Given task: Search the entries for the word "color" and pull out each line that has it.

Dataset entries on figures
— START —

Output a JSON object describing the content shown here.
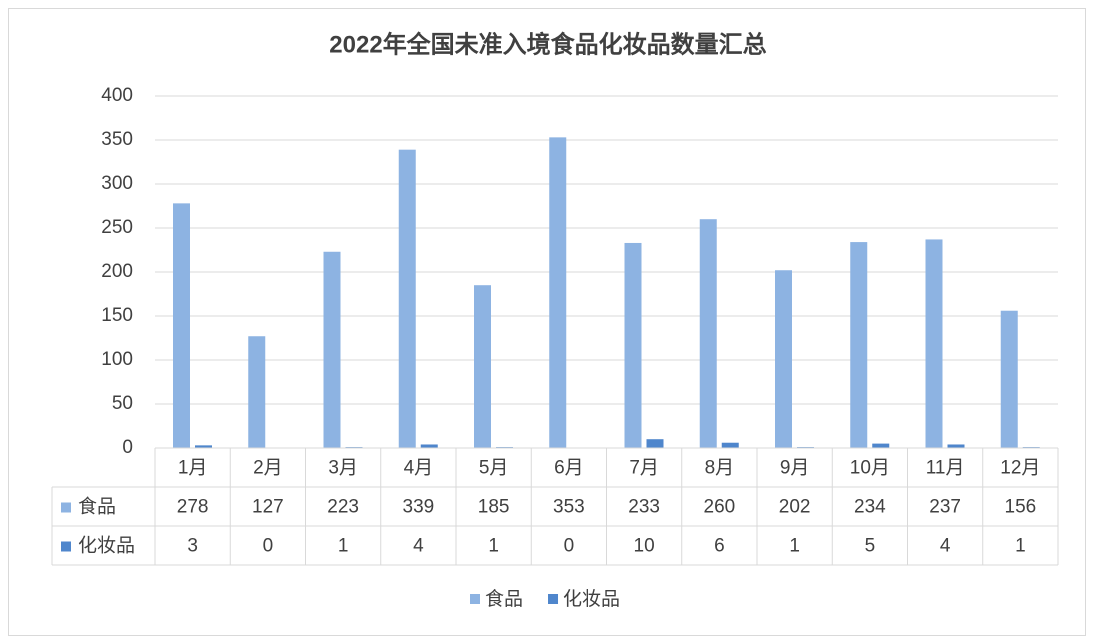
{
  "chart_data": {
    "type": "bar",
    "title": "2022年全国未准入境食品化妆品数量汇总",
    "categories": [
      "1月",
      "2月",
      "3月",
      "4月",
      "5月",
      "6月",
      "7月",
      "8月",
      "9月",
      "10月",
      "11月",
      "12月"
    ],
    "series": [
      {
        "name": "食品",
        "color": "#8db3e2",
        "values": [
          278,
          127,
          223,
          339,
          185,
          353,
          233,
          260,
          202,
          234,
          237,
          156
        ]
      },
      {
        "name": "化妆品",
        "color": "#4f86cc",
        "values": [
          3,
          0,
          1,
          4,
          1,
          0,
          10,
          6,
          1,
          5,
          4,
          1
        ]
      }
    ],
    "ylim": [
      0,
      400
    ],
    "yticks": [
      0,
      50,
      100,
      150,
      200,
      250,
      300,
      350,
      400
    ],
    "grid": true,
    "data_table": true,
    "legend": "bottom"
  }
}
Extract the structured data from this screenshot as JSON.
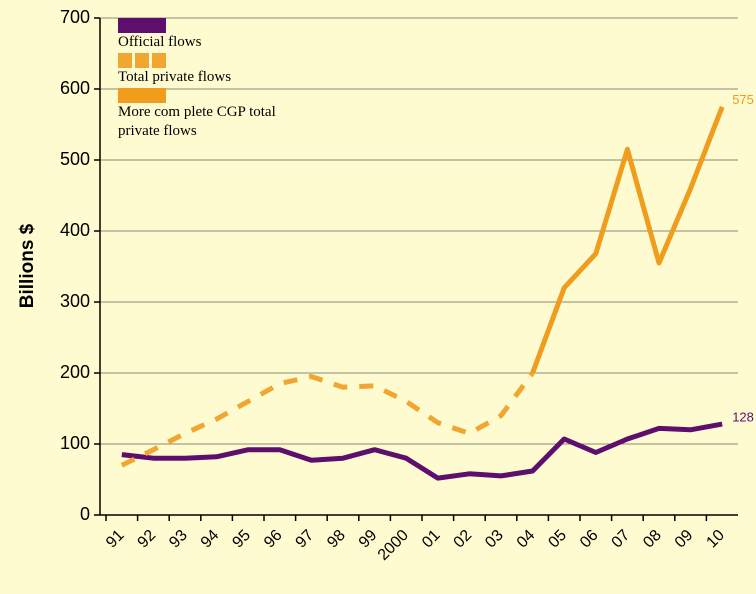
{
  "chart_data": {
    "type": "line",
    "y_label": "Billions $",
    "categories": [
      "91",
      "92",
      "93",
      "94",
      "95",
      "96",
      "97",
      "98",
      "99",
      "2000",
      "01",
      "02",
      "03",
      "04",
      "05",
      "06",
      "07",
      "08",
      "09",
      "10"
    ],
    "ylim": [
      0,
      700
    ],
    "yticks": [
      0,
      100,
      200,
      300,
      400,
      500,
      600,
      700
    ],
    "grid": true,
    "legend": "top-left",
    "series": [
      {
        "name": "Official flows",
        "color": "#5e0f6e",
        "style": "solid",
        "values": [
          85,
          80,
          80,
          82,
          92,
          92,
          77,
          80,
          92,
          80,
          52,
          58,
          55,
          62,
          107,
          88,
          107,
          122,
          120,
          128
        ],
        "value_labels": [
          null,
          null,
          null,
          null,
          null,
          null,
          null,
          null,
          null,
          null,
          null,
          null,
          null,
          null,
          null,
          null,
          null,
          null,
          null,
          "128"
        ]
      },
      {
        "name": "Total private flows",
        "color": "#f0a630",
        "style": "dashed",
        "values": [
          70,
          92,
          115,
          135,
          160,
          185,
          195,
          180,
          182,
          160,
          130,
          115,
          140,
          200,
          null,
          null,
          null,
          null,
          null,
          null
        ]
      },
      {
        "name": "More com plete CGP total private flows",
        "color": "#f09c1c",
        "style": "solid",
        "values": [
          null,
          null,
          null,
          null,
          null,
          null,
          null,
          null,
          null,
          null,
          null,
          null,
          null,
          200,
          320,
          368,
          515,
          355,
          460,
          575
        ],
        "value_labels": [
          null,
          null,
          null,
          null,
          null,
          null,
          null,
          null,
          null,
          null,
          null,
          null,
          null,
          null,
          null,
          null,
          null,
          null,
          null,
          "575"
        ]
      }
    ]
  }
}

— END —

Result for this exercise:
        "color": "#8db3e2",
        "color": "#4f86cc",
        "color": "#5e0f6e",
        "color": "#f0a630",
        "color": "#f09c1c",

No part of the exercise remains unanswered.